## Begin INPUT MATERIAL

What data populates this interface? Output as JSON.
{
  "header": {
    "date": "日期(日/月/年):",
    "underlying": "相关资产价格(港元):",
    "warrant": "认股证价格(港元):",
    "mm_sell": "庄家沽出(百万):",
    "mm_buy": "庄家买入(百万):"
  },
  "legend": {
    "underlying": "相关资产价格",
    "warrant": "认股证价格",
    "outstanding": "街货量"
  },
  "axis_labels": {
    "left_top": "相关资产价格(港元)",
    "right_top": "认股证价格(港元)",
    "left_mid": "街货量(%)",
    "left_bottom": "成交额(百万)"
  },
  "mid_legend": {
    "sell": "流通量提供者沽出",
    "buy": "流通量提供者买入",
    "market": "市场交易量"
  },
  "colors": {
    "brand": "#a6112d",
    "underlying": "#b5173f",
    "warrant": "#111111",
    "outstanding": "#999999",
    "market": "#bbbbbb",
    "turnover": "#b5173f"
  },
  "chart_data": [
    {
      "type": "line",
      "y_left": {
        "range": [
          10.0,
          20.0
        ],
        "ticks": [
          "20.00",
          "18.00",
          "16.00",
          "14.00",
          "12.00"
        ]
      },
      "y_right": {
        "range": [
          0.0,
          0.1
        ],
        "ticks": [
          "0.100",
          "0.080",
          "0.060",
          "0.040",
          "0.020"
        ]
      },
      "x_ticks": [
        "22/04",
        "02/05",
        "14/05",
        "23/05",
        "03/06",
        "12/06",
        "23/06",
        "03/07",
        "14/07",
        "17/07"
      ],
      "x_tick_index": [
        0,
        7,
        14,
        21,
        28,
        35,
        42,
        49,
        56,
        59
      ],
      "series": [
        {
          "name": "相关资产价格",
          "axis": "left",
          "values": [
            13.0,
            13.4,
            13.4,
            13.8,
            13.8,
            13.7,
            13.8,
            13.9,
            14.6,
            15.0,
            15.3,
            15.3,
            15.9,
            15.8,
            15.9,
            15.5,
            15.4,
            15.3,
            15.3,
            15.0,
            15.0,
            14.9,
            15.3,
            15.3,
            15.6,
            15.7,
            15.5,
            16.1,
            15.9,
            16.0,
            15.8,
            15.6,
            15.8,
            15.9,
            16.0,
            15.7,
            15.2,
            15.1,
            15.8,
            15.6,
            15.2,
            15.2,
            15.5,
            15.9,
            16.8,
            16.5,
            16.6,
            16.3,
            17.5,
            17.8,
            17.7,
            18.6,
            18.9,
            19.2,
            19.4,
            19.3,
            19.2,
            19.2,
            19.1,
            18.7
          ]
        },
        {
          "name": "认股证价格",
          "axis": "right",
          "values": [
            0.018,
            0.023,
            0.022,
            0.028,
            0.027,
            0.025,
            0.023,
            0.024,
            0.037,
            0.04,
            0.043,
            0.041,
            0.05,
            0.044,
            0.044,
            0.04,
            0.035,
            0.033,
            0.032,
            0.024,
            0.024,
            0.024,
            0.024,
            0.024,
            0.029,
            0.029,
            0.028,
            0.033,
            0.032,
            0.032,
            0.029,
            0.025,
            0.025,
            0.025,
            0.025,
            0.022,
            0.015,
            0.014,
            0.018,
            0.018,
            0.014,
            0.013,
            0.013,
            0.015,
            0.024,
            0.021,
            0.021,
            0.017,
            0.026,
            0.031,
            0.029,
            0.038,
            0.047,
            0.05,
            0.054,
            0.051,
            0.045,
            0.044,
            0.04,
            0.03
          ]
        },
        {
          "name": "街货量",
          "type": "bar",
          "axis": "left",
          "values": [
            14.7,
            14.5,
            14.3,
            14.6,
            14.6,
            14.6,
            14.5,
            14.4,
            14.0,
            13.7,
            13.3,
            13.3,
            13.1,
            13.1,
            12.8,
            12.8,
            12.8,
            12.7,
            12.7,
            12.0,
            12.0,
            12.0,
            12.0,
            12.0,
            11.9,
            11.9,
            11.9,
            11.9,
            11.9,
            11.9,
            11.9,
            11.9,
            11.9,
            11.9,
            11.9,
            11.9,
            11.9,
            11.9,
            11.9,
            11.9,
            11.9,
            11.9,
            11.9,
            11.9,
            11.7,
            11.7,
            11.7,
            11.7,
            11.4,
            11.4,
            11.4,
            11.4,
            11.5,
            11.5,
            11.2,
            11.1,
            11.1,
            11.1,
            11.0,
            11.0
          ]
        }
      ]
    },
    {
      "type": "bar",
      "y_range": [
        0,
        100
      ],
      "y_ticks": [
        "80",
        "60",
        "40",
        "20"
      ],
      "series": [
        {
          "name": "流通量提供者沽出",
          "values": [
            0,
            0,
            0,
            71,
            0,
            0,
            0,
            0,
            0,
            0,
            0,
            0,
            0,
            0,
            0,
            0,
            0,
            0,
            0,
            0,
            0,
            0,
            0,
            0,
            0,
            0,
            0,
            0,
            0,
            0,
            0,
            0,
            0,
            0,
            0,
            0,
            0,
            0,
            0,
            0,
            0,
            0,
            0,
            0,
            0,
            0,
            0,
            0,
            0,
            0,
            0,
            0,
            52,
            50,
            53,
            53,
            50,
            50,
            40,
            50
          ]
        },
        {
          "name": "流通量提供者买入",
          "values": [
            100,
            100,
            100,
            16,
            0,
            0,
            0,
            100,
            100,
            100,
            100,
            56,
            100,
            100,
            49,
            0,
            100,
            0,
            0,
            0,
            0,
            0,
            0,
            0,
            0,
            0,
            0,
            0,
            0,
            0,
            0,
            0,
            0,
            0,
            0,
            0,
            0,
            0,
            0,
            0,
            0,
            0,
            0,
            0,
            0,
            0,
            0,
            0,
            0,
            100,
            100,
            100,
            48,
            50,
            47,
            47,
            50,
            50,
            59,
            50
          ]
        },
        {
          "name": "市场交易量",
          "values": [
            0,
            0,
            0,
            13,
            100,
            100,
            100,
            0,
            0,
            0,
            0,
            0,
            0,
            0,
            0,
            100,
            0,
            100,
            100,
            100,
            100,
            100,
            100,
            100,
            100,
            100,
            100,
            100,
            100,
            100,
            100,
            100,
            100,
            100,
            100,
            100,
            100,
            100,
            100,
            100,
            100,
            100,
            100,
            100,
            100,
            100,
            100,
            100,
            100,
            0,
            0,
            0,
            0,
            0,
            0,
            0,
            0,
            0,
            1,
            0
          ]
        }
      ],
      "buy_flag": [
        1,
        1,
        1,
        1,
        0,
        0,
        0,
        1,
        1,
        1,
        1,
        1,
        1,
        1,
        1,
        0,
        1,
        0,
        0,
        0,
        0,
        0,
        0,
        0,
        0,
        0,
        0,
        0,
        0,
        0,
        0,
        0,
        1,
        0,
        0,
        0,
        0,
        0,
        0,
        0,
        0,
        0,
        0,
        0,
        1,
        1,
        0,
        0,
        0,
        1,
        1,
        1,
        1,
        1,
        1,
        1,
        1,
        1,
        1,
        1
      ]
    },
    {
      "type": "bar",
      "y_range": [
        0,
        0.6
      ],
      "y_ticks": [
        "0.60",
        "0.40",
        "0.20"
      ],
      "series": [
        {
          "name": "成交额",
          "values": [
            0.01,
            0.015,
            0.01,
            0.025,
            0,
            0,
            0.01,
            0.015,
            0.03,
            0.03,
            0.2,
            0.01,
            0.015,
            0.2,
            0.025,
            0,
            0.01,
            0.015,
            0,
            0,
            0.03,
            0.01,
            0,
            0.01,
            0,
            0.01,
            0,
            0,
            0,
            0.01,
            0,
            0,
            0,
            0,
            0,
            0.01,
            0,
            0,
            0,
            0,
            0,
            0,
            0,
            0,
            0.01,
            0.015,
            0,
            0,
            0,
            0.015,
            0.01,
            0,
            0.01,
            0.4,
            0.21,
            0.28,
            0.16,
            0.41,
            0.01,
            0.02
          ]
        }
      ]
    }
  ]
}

## End INPUT MATERIAL

> **EXERCISE INSTRUCTIONS**
Reproduce all data above, unchanged.

> **EXPECTED OUTPUT**
What data populates this interface? Output as JSON.
{
  "header": {
    "date": "日期(日/月/年):",
    "underlying": "相关资产价格(港元):",
    "warrant": "认股证价格(港元):",
    "mm_sell": "庄家沽出(百万):",
    "mm_buy": "庄家买入(百万):"
  },
  "legend": {
    "underlying": "相关资产价格",
    "warrant": "认股证价格",
    "outstanding": "街货量"
  },
  "axis_labels": {
    "left_top": "相关资产价格(港元)",
    "right_top": "认股证价格(港元)",
    "left_mid": "街货量(%)",
    "left_bottom": "成交额(百万)"
  },
  "mid_legend": {
    "sell": "流通量提供者沽出",
    "buy": "流通量提供者买入",
    "market": "市场交易量"
  },
  "colors": {
    "brand": "#a6112d",
    "underlying": "#b5173f",
    "warrant": "#111111",
    "outstanding": "#999999",
    "market": "#bbbbbb",
    "turnover": "#b5173f"
  },
  "chart_data": [
    {
      "type": "line",
      "y_left": {
        "range": [
          10.0,
          20.0
        ],
        "ticks": [
          "20.00",
          "18.00",
          "16.00",
          "14.00",
          "12.00"
        ]
      },
      "y_right": {
        "range": [
          0.0,
          0.1
        ],
        "ticks": [
          "0.100",
          "0.080",
          "0.060",
          "0.040",
          "0.020"
        ]
      },
      "x_ticks": [
        "22/04",
        "02/05",
        "14/05",
        "23/05",
        "03/06",
        "12/06",
        "23/06",
        "03/07",
        "14/07",
        "17/07"
      ],
      "x_tick_index": [
        0,
        7,
        14,
        21,
        28,
        35,
        42,
        49,
        56,
        59
      ],
      "series": [
        {
          "name": "相关资产价格",
          "axis": "left",
          "values": [
            13.0,
            13.4,
            13.4,
            13.8,
            13.8,
            13.7,
            13.8,
            13.9,
            14.6,
            15.0,
            15.3,
            15.3,
            15.9,
            15.8,
            15.9,
            15.5,
            15.4,
            15.3,
            15.3,
            15.0,
            15.0,
            14.9,
            15.3,
            15.3,
            15.6,
            15.7,
            15.5,
            16.1,
            15.9,
            16.0,
            15.8,
            15.6,
            15.8,
            15.9,
            16.0,
            15.7,
            15.2,
            15.1,
            15.8,
            15.6,
            15.2,
            15.2,
            15.5,
            15.9,
            16.8,
            16.5,
            16.6,
            16.3,
            17.5,
            17.8,
            17.7,
            18.6,
            18.9,
            19.2,
            19.4,
            19.3,
            19.2,
            19.2,
            19.1,
            18.7
          ]
        },
        {
          "name": "认股证价格",
          "axis": "right",
          "values": [
            0.018,
            0.023,
            0.022,
            0.028,
            0.027,
            0.025,
            0.023,
            0.024,
            0.037,
            0.04,
            0.043,
            0.041,
            0.05,
            0.044,
            0.044,
            0.04,
            0.035,
            0.033,
            0.032,
            0.024,
            0.024,
            0.024,
            0.024,
            0.024,
            0.029,
            0.029,
            0.028,
            0.033,
            0.032,
            0.032,
            0.029,
            0.025,
            0.025,
            0.025,
            0.025,
            0.022,
            0.015,
            0.014,
            0.018,
            0.018,
            0.014,
            0.013,
            0.013,
            0.015,
            0.024,
            0.021,
            0.021,
            0.017,
            0.026,
            0.031,
            0.029,
            0.038,
            0.047,
            0.05,
            0.054,
            0.051,
            0.045,
            0.044,
            0.04,
            0.03
          ]
        },
        {
          "name": "街货量",
          "type": "bar",
          "axis": "left",
          "values": [
            14.7,
            14.5,
            14.3,
            14.6,
            14.6,
            14.6,
            14.5,
            14.4,
            14.0,
            13.7,
            13.3,
            13.3,
            13.1,
            13.1,
            12.8,
            12.8,
            12.8,
            12.7,
            12.7,
            12.0,
            12.0,
            12.0,
            12.0,
            12.0,
            11.9,
            11.9,
            11.9,
            11.9,
            11.9,
            11.9,
            11.9,
            11.9,
            11.9,
            11.9,
            11.9,
            11.9,
            11.9,
            11.9,
            11.9,
            11.9,
            11.9,
            11.9,
            11.9,
            11.9,
            11.7,
            11.7,
            11.7,
            11.7,
            11.4,
            11.4,
            11.4,
            11.4,
            11.5,
            11.5,
            11.2,
            11.1,
            11.1,
            11.1,
            11.0,
            11.0
          ]
        }
      ]
    },
    {
      "type": "bar",
      "y_range": [
        0,
        100
      ],
      "y_ticks": [
        "80",
        "60",
        "40",
        "20"
      ],
      "series": [
        {
          "name": "流通量提供者沽出",
          "values": [
            0,
            0,
            0,
            71,
            0,
            0,
            0,
            0,
            0,
            0,
            0,
            0,
            0,
            0,
            0,
            0,
            0,
            0,
            0,
            0,
            0,
            0,
            0,
            0,
            0,
            0,
            0,
            0,
            0,
            0,
            0,
            0,
            0,
            0,
            0,
            0,
            0,
            0,
            0,
            0,
            0,
            0,
            0,
            0,
            0,
            0,
            0,
            0,
            0,
            0,
            0,
            0,
            52,
            50,
            53,
            53,
            50,
            50,
            40,
            50
          ]
        },
        {
          "name": "流通量提供者买入",
          "values": [
            100,
            100,
            100,
            16,
            0,
            0,
            0,
            100,
            100,
            100,
            100,
            56,
            100,
            100,
            49,
            0,
            100,
            0,
            0,
            0,
            0,
            0,
            0,
            0,
            0,
            0,
            0,
            0,
            0,
            0,
            0,
            0,
            0,
            0,
            0,
            0,
            0,
            0,
            0,
            0,
            0,
            0,
            0,
            0,
            0,
            0,
            0,
            0,
            0,
            100,
            100,
            100,
            48,
            50,
            47,
            47,
            50,
            50,
            59,
            50
          ]
        },
        {
          "name": "市场交易量",
          "values": [
            0,
            0,
            0,
            13,
            100,
            100,
            100,
            0,
            0,
            0,
            0,
            0,
            0,
            0,
            0,
            100,
            0,
            100,
            100,
            100,
            100,
            100,
            100,
            100,
            100,
            100,
            100,
            100,
            100,
            100,
            100,
            100,
            100,
            100,
            100,
            100,
            100,
            100,
            100,
            100,
            100,
            100,
            100,
            100,
            100,
            100,
            100,
            100,
            100,
            0,
            0,
            0,
            0,
            0,
            0,
            0,
            0,
            0,
            1,
            0
          ]
        }
      ],
      "buy_flag": [
        1,
        1,
        1,
        1,
        0,
        0,
        0,
        1,
        1,
        1,
        1,
        1,
        1,
        1,
        1,
        0,
        1,
        0,
        0,
        0,
        0,
        0,
        0,
        0,
        0,
        0,
        0,
        0,
        0,
        0,
        0,
        0,
        1,
        0,
        0,
        0,
        0,
        0,
        0,
        0,
        0,
        0,
        0,
        0,
        1,
        1,
        0,
        0,
        0,
        1,
        1,
        1,
        1,
        1,
        1,
        1,
        1,
        1,
        1,
        1
      ]
    },
    {
      "type": "bar",
      "y_range": [
        0,
        0.6
      ],
      "y_ticks": [
        "0.60",
        "0.40",
        "0.20"
      ],
      "series": [
        {
          "name": "成交额",
          "values": [
            0.01,
            0.015,
            0.01,
            0.025,
            0,
            0,
            0.01,
            0.015,
            0.03,
            0.03,
            0.2,
            0.01,
            0.015,
            0.2,
            0.025,
            0,
            0.01,
            0.015,
            0,
            0,
            0.03,
            0.01,
            0,
            0.01,
            0,
            0.01,
            0,
            0,
            0,
            0.01,
            0,
            0,
            0,
            0,
            0,
            0.01,
            0,
            0,
            0,
            0,
            0,
            0,
            0,
            0,
            0.01,
            0.015,
            0,
            0,
            0,
            0.015,
            0.01,
            0,
            0.01,
            0.4,
            0.21,
            0.28,
            0.16,
            0.41,
            0.01,
            0.02
          ]
        }
      ]
    }
  ]
}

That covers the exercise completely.